What you are asked to do:
Identify the lines containing the word "Graphics". Copy each one.

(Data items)

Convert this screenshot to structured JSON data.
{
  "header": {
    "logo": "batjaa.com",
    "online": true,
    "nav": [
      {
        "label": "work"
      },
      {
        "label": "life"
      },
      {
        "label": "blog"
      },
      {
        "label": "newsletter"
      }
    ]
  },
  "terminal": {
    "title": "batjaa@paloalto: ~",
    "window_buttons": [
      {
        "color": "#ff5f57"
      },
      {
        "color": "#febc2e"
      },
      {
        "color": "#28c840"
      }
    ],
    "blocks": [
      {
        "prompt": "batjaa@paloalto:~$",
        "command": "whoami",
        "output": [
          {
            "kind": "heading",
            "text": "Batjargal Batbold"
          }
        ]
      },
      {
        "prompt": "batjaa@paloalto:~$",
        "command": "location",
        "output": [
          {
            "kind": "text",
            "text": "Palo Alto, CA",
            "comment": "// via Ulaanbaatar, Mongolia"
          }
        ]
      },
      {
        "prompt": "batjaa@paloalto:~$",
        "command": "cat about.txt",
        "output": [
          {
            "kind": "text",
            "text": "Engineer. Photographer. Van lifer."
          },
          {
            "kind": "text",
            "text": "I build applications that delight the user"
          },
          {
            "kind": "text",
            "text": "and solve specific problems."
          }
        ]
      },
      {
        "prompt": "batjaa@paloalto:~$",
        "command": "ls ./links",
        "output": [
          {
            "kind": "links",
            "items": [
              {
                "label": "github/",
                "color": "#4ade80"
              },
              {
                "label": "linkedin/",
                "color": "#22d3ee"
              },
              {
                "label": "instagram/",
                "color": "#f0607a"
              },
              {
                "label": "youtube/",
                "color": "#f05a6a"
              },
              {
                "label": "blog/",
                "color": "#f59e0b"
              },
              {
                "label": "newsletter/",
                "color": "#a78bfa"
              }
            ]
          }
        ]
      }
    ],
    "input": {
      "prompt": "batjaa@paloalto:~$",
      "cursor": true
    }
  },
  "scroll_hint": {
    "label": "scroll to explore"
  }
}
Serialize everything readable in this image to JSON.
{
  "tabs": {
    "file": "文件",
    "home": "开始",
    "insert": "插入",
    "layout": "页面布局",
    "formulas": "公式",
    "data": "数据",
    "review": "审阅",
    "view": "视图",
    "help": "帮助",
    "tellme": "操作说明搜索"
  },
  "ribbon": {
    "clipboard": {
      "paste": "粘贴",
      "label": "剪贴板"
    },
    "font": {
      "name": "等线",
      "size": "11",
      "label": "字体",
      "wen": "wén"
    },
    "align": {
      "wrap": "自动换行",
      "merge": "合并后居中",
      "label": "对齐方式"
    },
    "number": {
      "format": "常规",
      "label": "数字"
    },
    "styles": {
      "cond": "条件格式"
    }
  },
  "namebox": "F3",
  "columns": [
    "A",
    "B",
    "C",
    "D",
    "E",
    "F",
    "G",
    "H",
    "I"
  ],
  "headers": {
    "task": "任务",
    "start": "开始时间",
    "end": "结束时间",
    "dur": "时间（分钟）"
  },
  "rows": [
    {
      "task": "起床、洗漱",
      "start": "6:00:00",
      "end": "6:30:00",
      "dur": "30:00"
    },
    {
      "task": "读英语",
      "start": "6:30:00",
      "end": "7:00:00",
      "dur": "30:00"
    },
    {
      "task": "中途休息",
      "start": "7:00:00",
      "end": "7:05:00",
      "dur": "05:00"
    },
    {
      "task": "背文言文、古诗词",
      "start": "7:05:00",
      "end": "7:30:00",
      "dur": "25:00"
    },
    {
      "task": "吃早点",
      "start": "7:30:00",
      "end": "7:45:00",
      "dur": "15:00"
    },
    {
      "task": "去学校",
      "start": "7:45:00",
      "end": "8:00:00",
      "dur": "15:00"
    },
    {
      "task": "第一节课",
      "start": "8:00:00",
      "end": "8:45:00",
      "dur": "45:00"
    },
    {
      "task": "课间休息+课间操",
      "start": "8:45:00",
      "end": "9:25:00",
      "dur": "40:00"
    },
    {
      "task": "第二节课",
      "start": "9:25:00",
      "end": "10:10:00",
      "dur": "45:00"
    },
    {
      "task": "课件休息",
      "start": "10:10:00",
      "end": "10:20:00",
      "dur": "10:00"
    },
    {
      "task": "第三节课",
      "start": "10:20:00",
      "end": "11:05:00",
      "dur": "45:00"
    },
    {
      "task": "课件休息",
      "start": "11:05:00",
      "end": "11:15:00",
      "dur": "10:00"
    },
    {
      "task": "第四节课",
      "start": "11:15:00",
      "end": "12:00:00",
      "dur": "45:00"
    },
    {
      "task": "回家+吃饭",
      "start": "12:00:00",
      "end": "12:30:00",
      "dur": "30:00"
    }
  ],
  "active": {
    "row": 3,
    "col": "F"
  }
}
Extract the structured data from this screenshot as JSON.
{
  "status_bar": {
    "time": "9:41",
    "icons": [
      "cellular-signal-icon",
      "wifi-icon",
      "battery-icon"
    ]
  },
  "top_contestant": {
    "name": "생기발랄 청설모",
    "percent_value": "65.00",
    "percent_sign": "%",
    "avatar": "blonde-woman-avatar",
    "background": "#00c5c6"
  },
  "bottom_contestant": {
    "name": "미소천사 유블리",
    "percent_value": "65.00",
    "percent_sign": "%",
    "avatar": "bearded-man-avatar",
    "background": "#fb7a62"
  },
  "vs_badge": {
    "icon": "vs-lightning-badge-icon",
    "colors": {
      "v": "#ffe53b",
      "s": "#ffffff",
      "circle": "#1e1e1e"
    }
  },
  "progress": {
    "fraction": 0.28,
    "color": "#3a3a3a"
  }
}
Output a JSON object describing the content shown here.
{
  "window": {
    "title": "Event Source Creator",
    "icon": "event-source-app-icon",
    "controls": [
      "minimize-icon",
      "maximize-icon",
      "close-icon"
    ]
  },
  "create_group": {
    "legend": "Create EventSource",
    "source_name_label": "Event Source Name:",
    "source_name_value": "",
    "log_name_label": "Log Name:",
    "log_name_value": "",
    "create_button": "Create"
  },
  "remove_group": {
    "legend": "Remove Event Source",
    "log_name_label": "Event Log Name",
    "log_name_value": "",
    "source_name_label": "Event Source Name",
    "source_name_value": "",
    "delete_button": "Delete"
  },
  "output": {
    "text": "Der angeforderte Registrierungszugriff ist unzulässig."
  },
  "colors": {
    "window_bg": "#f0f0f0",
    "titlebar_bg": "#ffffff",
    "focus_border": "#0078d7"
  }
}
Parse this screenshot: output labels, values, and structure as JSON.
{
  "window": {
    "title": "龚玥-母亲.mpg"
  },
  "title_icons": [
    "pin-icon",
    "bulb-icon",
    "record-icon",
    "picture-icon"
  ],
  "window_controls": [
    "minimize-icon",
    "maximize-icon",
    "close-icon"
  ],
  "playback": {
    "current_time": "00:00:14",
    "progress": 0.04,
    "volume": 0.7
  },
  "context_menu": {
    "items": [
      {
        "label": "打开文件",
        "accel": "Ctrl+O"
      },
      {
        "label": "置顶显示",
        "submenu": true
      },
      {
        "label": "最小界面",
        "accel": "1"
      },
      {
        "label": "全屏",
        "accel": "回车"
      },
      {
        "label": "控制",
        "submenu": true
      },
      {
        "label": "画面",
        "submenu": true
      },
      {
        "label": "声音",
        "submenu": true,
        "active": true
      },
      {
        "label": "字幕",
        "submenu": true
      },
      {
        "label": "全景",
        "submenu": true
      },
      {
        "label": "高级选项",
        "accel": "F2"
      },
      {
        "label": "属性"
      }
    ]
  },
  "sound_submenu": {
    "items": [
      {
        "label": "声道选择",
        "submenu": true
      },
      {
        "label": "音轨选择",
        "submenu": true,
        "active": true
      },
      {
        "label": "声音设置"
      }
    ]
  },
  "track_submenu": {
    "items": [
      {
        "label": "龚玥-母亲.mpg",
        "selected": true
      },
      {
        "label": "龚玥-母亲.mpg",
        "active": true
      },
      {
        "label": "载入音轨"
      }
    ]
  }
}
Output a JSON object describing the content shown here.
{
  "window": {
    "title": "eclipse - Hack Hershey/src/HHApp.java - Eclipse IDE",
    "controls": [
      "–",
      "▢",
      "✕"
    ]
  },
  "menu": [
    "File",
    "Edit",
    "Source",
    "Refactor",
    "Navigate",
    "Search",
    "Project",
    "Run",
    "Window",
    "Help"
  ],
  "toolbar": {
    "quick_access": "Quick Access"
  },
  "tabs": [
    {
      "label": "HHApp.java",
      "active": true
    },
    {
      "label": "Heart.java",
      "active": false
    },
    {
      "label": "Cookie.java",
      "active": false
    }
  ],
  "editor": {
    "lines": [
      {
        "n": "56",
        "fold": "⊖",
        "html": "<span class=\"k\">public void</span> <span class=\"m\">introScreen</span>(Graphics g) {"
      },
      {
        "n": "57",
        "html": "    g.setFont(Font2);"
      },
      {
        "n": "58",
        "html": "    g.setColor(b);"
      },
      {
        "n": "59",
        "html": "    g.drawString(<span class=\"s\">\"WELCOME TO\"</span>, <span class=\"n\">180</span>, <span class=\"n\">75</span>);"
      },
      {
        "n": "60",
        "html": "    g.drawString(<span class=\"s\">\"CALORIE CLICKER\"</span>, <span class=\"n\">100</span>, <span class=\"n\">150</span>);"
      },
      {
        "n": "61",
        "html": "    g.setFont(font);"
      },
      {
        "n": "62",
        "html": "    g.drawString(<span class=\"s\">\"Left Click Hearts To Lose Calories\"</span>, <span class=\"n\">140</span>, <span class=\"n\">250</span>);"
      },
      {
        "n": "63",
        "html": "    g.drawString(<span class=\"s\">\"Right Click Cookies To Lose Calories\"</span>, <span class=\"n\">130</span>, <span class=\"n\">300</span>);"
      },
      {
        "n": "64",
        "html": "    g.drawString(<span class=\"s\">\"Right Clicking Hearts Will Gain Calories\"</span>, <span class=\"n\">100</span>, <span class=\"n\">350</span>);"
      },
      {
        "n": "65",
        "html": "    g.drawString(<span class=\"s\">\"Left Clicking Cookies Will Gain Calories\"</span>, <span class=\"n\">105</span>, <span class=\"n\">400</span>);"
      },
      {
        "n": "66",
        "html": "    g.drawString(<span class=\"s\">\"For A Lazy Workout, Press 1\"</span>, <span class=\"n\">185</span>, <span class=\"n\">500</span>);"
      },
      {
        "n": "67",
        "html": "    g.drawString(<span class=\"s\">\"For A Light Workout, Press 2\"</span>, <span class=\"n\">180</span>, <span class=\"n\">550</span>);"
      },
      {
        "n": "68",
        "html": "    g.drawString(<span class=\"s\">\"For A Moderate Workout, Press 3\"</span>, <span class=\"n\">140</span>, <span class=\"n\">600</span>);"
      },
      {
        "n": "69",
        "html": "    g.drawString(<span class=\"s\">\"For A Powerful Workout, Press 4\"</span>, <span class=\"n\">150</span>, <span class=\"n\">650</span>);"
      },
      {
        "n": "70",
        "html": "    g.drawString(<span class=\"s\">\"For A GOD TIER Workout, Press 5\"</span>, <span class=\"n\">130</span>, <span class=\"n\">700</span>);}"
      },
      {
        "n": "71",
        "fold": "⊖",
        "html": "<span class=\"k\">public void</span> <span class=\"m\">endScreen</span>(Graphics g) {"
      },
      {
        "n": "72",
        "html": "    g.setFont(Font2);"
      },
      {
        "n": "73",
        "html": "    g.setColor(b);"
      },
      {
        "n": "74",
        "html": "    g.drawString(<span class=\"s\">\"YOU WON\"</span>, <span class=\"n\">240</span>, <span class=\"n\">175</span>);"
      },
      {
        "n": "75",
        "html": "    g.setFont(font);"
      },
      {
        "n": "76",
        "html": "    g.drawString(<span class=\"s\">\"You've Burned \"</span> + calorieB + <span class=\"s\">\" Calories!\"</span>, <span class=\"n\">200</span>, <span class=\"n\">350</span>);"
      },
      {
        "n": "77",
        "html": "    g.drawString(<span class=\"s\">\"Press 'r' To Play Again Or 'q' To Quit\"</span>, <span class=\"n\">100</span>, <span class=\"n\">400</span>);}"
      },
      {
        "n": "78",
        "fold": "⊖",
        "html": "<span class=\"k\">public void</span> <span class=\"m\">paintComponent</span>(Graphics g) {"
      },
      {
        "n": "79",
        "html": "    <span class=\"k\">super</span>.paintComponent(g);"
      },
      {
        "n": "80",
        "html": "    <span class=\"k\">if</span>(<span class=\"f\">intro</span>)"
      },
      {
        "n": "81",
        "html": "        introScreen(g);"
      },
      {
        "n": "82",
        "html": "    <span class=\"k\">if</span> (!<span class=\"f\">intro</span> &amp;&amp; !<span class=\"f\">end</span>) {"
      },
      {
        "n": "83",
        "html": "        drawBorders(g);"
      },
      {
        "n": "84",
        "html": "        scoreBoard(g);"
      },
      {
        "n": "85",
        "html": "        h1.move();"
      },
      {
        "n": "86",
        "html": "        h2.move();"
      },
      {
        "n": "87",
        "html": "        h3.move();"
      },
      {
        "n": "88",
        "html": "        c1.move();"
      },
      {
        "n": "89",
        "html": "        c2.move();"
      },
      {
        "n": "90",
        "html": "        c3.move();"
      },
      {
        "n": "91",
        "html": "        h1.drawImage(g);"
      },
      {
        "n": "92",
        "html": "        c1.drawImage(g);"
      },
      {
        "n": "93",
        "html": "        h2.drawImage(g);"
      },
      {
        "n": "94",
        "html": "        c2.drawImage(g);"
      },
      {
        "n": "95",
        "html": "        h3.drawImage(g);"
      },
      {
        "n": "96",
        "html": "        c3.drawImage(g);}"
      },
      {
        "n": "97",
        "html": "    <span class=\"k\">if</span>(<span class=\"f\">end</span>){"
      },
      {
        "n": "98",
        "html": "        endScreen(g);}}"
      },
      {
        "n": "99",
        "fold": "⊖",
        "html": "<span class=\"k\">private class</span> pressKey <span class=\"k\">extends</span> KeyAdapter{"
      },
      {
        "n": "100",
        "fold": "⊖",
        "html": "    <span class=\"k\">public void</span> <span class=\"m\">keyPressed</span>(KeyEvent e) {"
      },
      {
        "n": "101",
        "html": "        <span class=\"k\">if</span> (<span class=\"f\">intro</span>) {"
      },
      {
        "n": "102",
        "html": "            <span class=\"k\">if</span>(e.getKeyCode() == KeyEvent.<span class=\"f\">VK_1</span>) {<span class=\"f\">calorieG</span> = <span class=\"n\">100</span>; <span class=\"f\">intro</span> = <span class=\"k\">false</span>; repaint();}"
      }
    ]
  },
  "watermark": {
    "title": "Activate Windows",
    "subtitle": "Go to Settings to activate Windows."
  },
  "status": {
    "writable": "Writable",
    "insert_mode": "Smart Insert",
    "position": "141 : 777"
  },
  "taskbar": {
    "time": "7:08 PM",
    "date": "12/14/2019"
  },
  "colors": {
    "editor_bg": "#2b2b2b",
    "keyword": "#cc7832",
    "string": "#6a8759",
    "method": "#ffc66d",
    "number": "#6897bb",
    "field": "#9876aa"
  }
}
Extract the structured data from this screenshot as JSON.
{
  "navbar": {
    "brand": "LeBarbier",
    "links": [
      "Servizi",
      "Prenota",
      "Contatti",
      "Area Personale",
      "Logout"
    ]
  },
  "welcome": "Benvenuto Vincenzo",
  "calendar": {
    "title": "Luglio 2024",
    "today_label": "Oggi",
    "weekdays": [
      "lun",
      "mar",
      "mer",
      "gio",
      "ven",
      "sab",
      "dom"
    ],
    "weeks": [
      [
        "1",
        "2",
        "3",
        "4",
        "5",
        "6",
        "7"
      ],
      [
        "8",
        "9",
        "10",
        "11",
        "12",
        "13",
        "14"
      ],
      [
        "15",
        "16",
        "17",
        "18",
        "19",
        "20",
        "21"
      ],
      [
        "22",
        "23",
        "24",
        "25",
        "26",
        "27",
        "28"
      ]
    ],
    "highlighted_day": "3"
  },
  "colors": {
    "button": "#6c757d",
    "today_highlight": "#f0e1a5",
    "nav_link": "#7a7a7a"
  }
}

Correct output:
        "html": "<span class=\"k\">public void</span> <span class=\"m\">introScreen</span>(Graphics g) {"
        "html": "<span class=\"k\">public void</span> <span class=\"m\">endScreen</span>(Graphics g) {"
        "html": "<span class=\"k\">public void</span> <span class=\"m\">paintComponent</span>(Graphics g) {"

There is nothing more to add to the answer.